## start

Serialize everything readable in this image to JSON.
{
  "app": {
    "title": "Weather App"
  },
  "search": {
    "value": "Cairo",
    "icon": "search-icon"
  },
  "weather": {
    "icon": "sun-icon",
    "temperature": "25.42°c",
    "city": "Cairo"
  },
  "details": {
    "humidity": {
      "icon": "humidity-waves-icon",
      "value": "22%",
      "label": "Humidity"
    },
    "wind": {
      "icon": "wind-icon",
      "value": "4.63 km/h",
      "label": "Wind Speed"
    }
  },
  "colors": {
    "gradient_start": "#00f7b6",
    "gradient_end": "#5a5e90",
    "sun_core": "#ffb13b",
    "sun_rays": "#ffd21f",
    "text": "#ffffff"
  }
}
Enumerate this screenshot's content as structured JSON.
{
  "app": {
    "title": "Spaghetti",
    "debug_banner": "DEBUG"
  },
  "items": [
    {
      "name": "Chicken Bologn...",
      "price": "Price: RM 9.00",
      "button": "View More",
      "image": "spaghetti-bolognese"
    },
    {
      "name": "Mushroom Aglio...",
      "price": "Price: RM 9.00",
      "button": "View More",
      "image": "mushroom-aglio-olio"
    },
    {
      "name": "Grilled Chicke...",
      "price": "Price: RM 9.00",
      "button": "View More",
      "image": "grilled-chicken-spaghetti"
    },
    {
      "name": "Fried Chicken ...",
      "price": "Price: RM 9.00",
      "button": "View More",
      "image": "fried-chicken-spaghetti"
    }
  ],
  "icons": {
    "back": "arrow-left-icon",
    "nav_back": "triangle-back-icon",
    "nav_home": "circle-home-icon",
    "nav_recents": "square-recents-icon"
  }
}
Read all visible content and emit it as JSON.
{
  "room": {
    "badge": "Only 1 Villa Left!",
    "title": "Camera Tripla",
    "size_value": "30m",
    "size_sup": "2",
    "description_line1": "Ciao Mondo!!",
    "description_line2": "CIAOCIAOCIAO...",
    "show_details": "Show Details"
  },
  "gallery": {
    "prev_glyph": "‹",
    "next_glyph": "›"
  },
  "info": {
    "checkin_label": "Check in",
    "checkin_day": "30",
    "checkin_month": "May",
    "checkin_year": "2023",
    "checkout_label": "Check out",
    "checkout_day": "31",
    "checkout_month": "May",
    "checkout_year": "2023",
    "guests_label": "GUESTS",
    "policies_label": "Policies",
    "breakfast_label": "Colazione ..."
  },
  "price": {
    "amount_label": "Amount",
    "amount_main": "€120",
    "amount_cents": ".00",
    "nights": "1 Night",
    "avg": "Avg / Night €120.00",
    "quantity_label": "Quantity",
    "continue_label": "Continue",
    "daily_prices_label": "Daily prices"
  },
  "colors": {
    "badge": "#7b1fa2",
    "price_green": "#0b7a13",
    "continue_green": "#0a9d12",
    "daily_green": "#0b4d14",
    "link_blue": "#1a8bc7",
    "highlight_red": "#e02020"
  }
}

## end

**Exercise details:**
Emit the full listing verbatim.

**Exercise solution:**
Serialize everything readable in this image to JSON.
{
  "app": {
    "title": "Weather App"
  },
  "search": {
    "value": "Cairo",
    "icon": "search-icon"
  },
  "weather": {
    "icon": "sun-icon",
    "temperature": "25.42°c",
    "city": "Cairo"
  },
  "details": {
    "humidity": {
      "icon": "humidity-waves-icon",
      "value": "22%",
      "label": "Humidity"
    },
    "wind": {
      "icon": "wind-icon",
      "value": "4.63 km/h",
      "label": "Wind Speed"
    }
  },
  "colors": {
    "gradient_start": "#00f7b6",
    "gradient_end": "#5a5e90",
    "sun_core": "#ffb13b",
    "sun_rays": "#ffd21f",
    "text": "#ffffff"
  }
}
Enumerate this screenshot's content as structured JSON.
{
  "app": {
    "title": "Spaghetti",
    "debug_banner": "DEBUG"
  },
  "items": [
    {
      "name": "Chicken Bologn...",
      "price": "Price: RM 9.00",
      "button": "View More",
      "image": "spaghetti-bolognese"
    },
    {
      "name": "Mushroom Aglio...",
      "price": "Price: RM 9.00",
      "button": "View More",
      "image": "mushroom-aglio-olio"
    },
    {
      "name": "Grilled Chicke...",
      "price": "Price: RM 9.00",
      "button": "View More",
      "image": "grilled-chicken-spaghetti"
    },
    {
      "name": "Fried Chicken ...",
      "price": "Price: RM 9.00",
      "button": "View More",
      "image": "fried-chicken-spaghetti"
    }
  ],
  "icons": {
    "back": "arrow-left-icon",
    "nav_back": "triangle-back-icon",
    "nav_home": "circle-home-icon",
    "nav_recents": "square-recents-icon"
  }
}
Read all visible content and emit it as JSON.
{
  "room": {
    "badge": "Only 1 Villa Left!",
    "title": "Camera Tripla",
    "size_value": "30m",
    "size_sup": "2",
    "description_line1": "Ciao Mondo!!",
    "description_line2": "CIAOCIAOCIAO...",
    "show_details": "Show Details"
  },
  "gallery": {
    "prev_glyph": "‹",
    "next_glyph": "›"
  },
  "info": {
    "checkin_label": "Check in",
    "checkin_day": "30",
    "checkin_month": "May",
    "checkin_year": "2023",
    "checkout_label": "Check out",
    "checkout_day": "31",
    "checkout_month": "May",
    "checkout_year": "2023",
    "guests_label": "GUESTS",
    "policies_label": "Policies",
    "breakfast_label": "Colazione ..."
  },
  "price": {
    "amount_label": "Amount",
    "amount_main": "€120",
    "amount_cents": ".00",
    "nights": "1 Night",
    "avg": "Avg / Night €120.00",
    "quantity_label": "Quantity",
    "continue_label": "Continue",
    "daily_prices_label": "Daily prices"
  },
  "colors": {
    "badge": "#7b1fa2",
    "price_green": "#0b7a13",
    "continue_green": "#0a9d12",
    "daily_green": "#0b4d14",
    "link_blue": "#1a8bc7",
    "highlight_red": "#e02020"
  }
}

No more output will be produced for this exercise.